Short task: Write the next part of the text on Katie Kitamura's novel A Separation, starting from its last sentence.

━━━━━ Source excerpt ━━━━━

A Separation by Katie Kitamura

Between two people, there will always be room for failures of imagination.

The narrator receives an urgent call from her mother-in-law, wanting to know why her son Christopher isn’t answering her calls during his travels in Greece. The narrator and her unfaithful husband have been separated for six months, but they’ve decided to keep it a secret for now. Rather than admit they’ve separated and that she isn’t privy to her soon-to-be ex-husband’s travels, the narrator agrees to travel to Greece and find him. The secret separation has complicated the narrator’s life by causing her past and present to coexist. She intends to ask for a divorce when she finds him, but only his belongings are at the hotel. She decides to stay in Greece until he returns. The secret separation puts the narrator in a difficult spot and she considers dropping the pretense that they are still together.

As my life with Christopher began to recede into the past, everything that I learned about him—a meaningless detail from his new life, a revelation from his past one—was a source of potential discomfort, causing a pang of greater or lesser pain, or even occasional indifference. This was the process by which two lives were disentangled, eventually the dread and discomfort would fade and be replaced by unbroken indifference, I would see him in the street by chance, and it would be like seeing an old photograph of yourself: you recognize the image but are unable to remember quite what it was to be that person.

━━━━━ Data supplied ━━━━━

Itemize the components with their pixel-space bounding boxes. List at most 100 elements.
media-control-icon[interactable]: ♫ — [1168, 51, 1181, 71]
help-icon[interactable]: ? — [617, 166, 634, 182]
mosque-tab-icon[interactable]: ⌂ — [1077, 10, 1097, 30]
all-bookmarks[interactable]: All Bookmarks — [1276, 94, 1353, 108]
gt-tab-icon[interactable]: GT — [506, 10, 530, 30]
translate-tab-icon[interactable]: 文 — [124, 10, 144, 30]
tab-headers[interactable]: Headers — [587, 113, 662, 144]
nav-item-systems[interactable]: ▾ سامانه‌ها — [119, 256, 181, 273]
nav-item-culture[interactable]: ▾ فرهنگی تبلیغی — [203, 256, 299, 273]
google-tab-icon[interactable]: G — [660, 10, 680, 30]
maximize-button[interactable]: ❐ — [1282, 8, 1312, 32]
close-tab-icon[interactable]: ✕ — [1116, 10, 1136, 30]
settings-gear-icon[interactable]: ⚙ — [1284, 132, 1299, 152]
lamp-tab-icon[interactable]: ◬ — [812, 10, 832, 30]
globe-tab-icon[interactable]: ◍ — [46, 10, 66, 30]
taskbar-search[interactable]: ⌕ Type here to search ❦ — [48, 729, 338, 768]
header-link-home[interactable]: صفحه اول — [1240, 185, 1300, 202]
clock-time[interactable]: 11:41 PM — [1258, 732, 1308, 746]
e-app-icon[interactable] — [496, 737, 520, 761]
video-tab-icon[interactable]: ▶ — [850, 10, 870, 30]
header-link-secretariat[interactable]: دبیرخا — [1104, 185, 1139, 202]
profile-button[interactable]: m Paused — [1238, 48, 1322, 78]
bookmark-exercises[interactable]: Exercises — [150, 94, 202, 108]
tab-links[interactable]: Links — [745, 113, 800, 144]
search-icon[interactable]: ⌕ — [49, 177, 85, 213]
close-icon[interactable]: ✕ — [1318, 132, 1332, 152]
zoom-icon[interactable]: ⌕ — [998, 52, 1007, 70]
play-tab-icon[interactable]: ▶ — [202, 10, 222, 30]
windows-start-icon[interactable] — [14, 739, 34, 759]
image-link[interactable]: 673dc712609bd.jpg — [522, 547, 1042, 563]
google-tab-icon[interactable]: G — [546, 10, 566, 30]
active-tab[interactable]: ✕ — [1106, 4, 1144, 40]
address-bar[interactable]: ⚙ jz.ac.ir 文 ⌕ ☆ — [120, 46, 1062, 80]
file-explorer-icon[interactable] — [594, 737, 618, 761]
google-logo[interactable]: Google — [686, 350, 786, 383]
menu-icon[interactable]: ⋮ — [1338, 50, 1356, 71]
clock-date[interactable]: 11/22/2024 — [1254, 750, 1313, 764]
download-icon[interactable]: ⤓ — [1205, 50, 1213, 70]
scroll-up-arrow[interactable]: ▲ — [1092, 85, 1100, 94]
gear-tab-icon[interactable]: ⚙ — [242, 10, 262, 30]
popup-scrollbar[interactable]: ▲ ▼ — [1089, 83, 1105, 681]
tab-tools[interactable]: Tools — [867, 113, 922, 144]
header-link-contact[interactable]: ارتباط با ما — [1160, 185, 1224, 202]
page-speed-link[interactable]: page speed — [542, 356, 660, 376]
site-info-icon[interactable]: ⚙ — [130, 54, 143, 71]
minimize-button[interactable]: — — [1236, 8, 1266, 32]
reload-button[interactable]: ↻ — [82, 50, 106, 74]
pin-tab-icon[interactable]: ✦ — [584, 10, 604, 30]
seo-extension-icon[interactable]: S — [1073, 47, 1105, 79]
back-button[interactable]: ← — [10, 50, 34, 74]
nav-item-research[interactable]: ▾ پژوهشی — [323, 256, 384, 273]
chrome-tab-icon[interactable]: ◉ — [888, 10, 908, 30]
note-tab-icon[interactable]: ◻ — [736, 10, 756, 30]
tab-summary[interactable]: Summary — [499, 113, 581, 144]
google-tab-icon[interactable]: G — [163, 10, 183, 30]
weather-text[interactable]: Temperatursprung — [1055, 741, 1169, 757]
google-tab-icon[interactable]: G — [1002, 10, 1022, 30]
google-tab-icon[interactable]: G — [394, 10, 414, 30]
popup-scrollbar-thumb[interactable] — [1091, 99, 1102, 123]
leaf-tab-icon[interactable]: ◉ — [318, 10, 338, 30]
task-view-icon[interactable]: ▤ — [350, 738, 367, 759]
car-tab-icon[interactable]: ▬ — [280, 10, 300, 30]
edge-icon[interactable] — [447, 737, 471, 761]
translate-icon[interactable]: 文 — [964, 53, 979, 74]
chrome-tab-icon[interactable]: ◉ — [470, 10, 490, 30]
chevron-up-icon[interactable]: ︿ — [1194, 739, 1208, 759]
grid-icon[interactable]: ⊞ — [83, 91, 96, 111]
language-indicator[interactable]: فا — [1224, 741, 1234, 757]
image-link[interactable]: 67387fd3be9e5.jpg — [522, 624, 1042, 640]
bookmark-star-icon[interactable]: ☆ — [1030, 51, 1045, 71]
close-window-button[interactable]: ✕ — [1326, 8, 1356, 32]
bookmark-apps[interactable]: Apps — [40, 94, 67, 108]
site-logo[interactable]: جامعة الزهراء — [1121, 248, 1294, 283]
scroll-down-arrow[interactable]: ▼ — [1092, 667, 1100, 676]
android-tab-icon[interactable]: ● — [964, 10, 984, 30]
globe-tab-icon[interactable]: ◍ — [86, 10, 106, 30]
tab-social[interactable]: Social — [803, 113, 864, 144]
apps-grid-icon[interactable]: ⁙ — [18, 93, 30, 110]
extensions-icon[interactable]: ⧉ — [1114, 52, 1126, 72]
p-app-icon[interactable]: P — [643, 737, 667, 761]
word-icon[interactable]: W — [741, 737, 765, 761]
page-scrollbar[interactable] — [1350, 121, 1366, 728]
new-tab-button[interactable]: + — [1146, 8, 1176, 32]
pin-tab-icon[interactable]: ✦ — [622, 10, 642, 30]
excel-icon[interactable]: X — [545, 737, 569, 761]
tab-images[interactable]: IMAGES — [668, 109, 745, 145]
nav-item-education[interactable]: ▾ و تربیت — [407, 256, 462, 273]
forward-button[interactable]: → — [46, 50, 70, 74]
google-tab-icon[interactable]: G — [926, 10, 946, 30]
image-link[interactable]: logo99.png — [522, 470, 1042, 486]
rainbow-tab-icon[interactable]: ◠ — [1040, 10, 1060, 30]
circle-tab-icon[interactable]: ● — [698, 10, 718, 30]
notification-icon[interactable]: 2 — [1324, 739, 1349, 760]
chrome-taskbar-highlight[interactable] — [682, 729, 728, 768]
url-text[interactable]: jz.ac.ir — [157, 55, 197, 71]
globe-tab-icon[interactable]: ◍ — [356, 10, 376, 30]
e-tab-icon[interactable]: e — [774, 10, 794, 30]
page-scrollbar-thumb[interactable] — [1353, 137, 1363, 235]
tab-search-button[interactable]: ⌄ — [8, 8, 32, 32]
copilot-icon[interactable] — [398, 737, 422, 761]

━━━━━

Task response:
I liked A Separation, but I might’ve liked it more if it were part of someone’s memoir. I was underwhelmed by the story, even though I knew to expect more of a character piece than a suspenseful mystery. There was such an eerie, tense atmosphere, that I was unsatisfied when it was simply ruminations on marriage and the end of a relationship. The story is slow-moving and introspective. The narrator is well-educated and reserved, which made her feel distant. The writing is beautiful and insightful, but the style may be bothersome to some readers. There aren’t any quotation marks to differentiate dialogue, but the conversations are in short bursts. The biggest impediment to my reading comfort were the sentences within sentences. Em dashes everywhere!

The past is subject to all kinds of revision, it is hardly a stable field, and every alteration in the past dictates an alteration in the future. Even a change in our conception of the past can result in a different future, different to the one we planned.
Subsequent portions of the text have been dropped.